課題: 次の資料のすべての行を、一字一句変えずに書き写してください。
++++ 提示資料 ++++
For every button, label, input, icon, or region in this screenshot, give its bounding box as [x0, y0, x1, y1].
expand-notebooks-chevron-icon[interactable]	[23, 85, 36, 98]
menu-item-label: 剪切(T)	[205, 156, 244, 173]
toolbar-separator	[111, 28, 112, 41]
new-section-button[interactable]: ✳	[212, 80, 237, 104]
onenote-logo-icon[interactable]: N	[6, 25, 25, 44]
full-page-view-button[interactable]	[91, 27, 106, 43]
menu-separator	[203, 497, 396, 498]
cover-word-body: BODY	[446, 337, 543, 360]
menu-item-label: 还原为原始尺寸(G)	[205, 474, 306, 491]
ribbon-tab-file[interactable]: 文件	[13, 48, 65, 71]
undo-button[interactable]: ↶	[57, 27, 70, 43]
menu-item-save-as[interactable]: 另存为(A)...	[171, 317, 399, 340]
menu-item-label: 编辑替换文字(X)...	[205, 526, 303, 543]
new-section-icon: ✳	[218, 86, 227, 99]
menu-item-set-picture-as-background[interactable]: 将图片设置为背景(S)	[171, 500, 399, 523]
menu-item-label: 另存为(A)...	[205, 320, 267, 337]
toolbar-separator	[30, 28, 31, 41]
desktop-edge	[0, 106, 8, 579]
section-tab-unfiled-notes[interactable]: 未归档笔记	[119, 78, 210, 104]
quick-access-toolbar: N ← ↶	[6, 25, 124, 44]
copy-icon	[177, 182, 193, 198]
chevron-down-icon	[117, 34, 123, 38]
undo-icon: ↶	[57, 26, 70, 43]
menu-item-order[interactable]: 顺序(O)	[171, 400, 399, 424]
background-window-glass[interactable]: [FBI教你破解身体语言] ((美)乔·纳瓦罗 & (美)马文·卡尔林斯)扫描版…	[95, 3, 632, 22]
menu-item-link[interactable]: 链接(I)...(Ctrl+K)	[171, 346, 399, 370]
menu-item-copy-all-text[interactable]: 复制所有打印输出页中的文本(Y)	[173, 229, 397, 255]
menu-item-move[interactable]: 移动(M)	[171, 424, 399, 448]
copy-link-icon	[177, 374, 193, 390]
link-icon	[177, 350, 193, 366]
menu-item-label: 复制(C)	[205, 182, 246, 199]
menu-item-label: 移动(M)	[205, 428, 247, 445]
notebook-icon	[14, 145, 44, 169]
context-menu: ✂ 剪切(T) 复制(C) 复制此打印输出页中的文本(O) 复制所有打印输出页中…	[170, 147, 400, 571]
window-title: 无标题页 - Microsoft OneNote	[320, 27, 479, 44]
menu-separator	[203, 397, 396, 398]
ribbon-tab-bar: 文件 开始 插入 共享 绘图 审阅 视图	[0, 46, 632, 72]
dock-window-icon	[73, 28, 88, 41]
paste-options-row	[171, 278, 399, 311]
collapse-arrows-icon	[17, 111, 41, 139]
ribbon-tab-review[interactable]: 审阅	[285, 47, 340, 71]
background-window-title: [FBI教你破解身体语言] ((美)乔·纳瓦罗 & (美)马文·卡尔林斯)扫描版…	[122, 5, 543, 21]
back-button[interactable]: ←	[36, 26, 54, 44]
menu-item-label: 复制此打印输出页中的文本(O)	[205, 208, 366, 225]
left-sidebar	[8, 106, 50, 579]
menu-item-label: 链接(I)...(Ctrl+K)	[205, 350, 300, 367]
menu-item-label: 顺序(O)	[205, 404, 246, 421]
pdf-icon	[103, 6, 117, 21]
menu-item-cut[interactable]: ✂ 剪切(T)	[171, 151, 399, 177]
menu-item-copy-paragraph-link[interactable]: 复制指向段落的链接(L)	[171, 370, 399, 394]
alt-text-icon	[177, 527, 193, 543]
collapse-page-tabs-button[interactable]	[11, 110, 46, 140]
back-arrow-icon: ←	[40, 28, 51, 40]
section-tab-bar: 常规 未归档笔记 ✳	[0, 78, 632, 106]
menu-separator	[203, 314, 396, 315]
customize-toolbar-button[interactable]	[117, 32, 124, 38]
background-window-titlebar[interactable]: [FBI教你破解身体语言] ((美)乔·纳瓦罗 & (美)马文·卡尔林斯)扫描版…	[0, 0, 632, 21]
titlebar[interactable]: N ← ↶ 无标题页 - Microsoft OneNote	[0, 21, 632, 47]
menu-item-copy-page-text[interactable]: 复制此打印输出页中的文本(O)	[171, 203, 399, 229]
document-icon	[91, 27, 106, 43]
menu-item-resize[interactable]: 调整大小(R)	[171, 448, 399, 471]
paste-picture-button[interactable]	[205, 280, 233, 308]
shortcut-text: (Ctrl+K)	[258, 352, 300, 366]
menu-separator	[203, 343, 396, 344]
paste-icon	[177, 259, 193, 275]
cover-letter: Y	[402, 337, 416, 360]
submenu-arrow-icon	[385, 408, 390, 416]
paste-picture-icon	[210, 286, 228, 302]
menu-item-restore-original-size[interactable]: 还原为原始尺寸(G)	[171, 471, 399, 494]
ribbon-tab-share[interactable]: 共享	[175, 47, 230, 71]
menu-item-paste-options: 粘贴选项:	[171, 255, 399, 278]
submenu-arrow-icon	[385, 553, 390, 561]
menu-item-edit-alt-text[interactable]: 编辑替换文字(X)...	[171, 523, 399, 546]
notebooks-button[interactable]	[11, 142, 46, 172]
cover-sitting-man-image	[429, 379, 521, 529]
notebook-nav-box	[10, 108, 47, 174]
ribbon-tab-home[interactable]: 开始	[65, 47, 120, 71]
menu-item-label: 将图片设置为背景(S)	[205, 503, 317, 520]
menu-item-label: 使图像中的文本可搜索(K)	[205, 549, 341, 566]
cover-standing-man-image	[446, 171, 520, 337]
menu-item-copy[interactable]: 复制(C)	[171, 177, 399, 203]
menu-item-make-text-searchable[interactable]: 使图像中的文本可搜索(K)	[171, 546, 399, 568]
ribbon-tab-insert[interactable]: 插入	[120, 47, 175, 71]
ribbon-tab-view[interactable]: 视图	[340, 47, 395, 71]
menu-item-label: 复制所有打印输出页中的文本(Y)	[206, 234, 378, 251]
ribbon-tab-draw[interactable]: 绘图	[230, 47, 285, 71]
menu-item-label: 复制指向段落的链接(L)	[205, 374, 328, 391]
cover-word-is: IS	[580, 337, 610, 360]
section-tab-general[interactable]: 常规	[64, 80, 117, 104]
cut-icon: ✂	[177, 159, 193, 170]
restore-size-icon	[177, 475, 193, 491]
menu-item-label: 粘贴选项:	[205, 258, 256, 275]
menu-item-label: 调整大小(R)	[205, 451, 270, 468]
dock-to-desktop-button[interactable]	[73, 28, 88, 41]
++++
解答:
For every button, label, input, icon, or region in this screenshot, give its bounding box as [x0, y0, x1, y1].
expand-notebooks-chevron-icon[interactable]	[23, 85, 36, 98]
menu-item-label: 剪切(T)	[205, 156, 244, 173]
toolbar-separator	[111, 28, 112, 41]
new-section-button[interactable]: ✳	[212, 80, 237, 104]
onenote-logo-icon[interactable]: N	[6, 25, 25, 44]
full-page-view-button[interactable]	[91, 27, 106, 43]
menu-separator	[203, 497, 396, 498]
cover-word-body: BODY	[446, 337, 543, 360]
menu-item-label: 还原为原始尺寸(G)	[205, 474, 306, 491]
ribbon-tab-file[interactable]: 文件	[13, 48, 65, 71]
undo-button[interactable]: ↶	[57, 27, 70, 43]
menu-item-save-as[interactable]: 另存为(A)...	[171, 317, 399, 340]
menu-item-label: 编辑替换文字(X)...	[205, 526, 303, 543]
new-section-icon: ✳	[218, 86, 227, 99]
menu-item-set-picture-as-background[interactable]: 将图片设置为背景(S)	[171, 500, 399, 523]
menu-item-label: 另存为(A)...	[205, 320, 267, 337]
toolbar-separator	[30, 28, 31, 41]
desktop-edge	[0, 106, 8, 579]
section-tab-unfiled-notes[interactable]: 未归档笔记	[119, 78, 210, 104]
quick-access-toolbar: N ← ↶	[6, 25, 124, 44]
copy-icon	[177, 182, 193, 198]
chevron-down-icon	[117, 34, 123, 38]
undo-icon: ↶	[57, 26, 70, 43]
menu-item-order[interactable]: 顺序(O)	[171, 400, 399, 424]
background-window-glass[interactable]: [FBI教你破解身体语言] ((美)乔·纳瓦罗 & (美)马文·卡尔林斯)扫描版…	[95, 3, 632, 22]
menu-item-link[interactable]: 链接(I)...(Ctrl+K)	[171, 346, 399, 370]
menu-item-copy-all-text[interactable]: 复制所有打印输出页中的文本(Y)	[173, 229, 397, 255]
menu-item-move[interactable]: 移动(M)	[171, 424, 399, 448]
copy-link-icon	[177, 374, 193, 390]
link-icon	[177, 350, 193, 366]
menu-item-label: 复制(C)	[205, 182, 246, 199]
menu-item-label: 移动(M)	[205, 428, 247, 445]
notebook-icon	[14, 145, 44, 169]
context-menu: ✂ 剪切(T) 复制(C) 复制此打印输出页中的文本(O) 复制所有打印输出页中…	[170, 147, 400, 571]
window-title: 无标题页 - Microsoft OneNote	[320, 27, 479, 44]
menu-separator	[203, 397, 396, 398]
ribbon-tab-bar: 文件 开始 插入 共享 绘图 审阅 视图	[0, 46, 632, 72]
dock-window-icon	[73, 28, 88, 41]
paste-options-row	[171, 278, 399, 311]
collapse-arrows-icon	[17, 111, 41, 139]
ribbon-tab-review[interactable]: 审阅	[285, 47, 340, 71]
background-window-title: [FBI教你破解身体语言] ((美)乔·纳瓦罗 & (美)马文·卡尔林斯)扫描版…	[122, 5, 543, 21]
back-button[interactable]: ←	[36, 26, 54, 44]
menu-item-label: 复制此打印输出页中的文本(O)	[205, 208, 366, 225]
left-sidebar	[8, 106, 50, 579]
menu-item-label: 链接(I)...(Ctrl+K)	[205, 350, 300, 367]
menu-item-label: 顺序(O)	[205, 404, 246, 421]
pdf-icon	[103, 6, 117, 21]
menu-item-cut[interactable]: ✂ 剪切(T)	[171, 151, 399, 177]
menu-item-copy-paragraph-link[interactable]: 复制指向段落的链接(L)	[171, 370, 399, 394]
alt-text-icon	[177, 527, 193, 543]
collapse-page-tabs-button[interactable]	[11, 110, 46, 140]
back-arrow-icon: ←	[40, 28, 51, 40]
section-tab-bar: 常规 未归档笔记 ✳	[0, 78, 632, 106]
menu-separator	[203, 314, 396, 315]
customize-toolbar-button[interactable]	[117, 32, 124, 38]
background-window-titlebar[interactable]: [FBI教你破解身体语言] ((美)乔·纳瓦罗 & (美)马文·卡尔林斯)扫描版…	[0, 0, 632, 21]
titlebar[interactable]: N ← ↶ 无标题页 - Microsoft OneNote	[0, 21, 632, 47]
menu-item-copy-page-text[interactable]: 复制此打印输出页中的文本(O)	[171, 203, 399, 229]
document-icon	[91, 27, 106, 43]
menu-item-resize[interactable]: 调整大小(R)	[171, 448, 399, 471]
paste-picture-button[interactable]	[205, 280, 233, 308]
shortcut-text: (Ctrl+K)	[258, 352, 300, 366]
menu-separator	[203, 343, 396, 344]
paste-icon	[177, 259, 193, 275]
cover-letter: Y	[402, 337, 416, 360]
submenu-arrow-icon	[385, 408, 390, 416]
paste-picture-icon	[210, 286, 228, 302]
menu-item-restore-original-size[interactable]: 还原为原始尺寸(G)	[171, 471, 399, 494]
ribbon-tab-share[interactable]: 共享	[175, 47, 230, 71]
menu-item-paste-options: 粘贴选项:	[171, 255, 399, 278]
submenu-arrow-icon	[385, 553, 390, 561]
menu-item-edit-alt-text[interactable]: 编辑替换文字(X)...	[171, 523, 399, 546]
notebooks-button[interactable]	[11, 142, 46, 172]
cover-sitting-man-image	[429, 379, 521, 529]
notebook-nav-box	[10, 108, 47, 174]
ribbon-tab-home[interactable]: 开始	[65, 47, 120, 71]
menu-item-label: 将图片设置为背景(S)	[205, 503, 317, 520]
menu-item-label: 使图像中的文本可搜索(K)	[205, 549, 341, 566]
cover-standing-man-image	[446, 171, 520, 337]
menu-item-copy[interactable]: 复制(C)	[171, 177, 399, 203]
menu-item-make-text-searchable[interactable]: 使图像中的文本可搜索(K)	[171, 546, 399, 568]
ribbon-tab-insert[interactable]: 插入	[120, 47, 175, 71]
ribbon-tab-view[interactable]: 视图	[340, 47, 395, 71]
menu-item-label: 复制所有打印输出页中的文本(Y)	[206, 234, 378, 251]
ribbon-tab-draw[interactable]: 绘图	[230, 47, 285, 71]
menu-item-label: 复制指向段落的链接(L)	[205, 374, 328, 391]
cover-word-is: IS	[580, 337, 610, 360]
section-tab-general[interactable]: 常规	[64, 80, 117, 104]
cut-icon: ✂	[177, 159, 193, 170]
restore-size-icon	[177, 475, 193, 491]
menu-item-label: 粘贴选项:	[205, 258, 256, 275]
menu-item-label: 调整大小(R)	[205, 451, 270, 468]
dock-to-desktop-button[interactable]	[73, 28, 88, 41]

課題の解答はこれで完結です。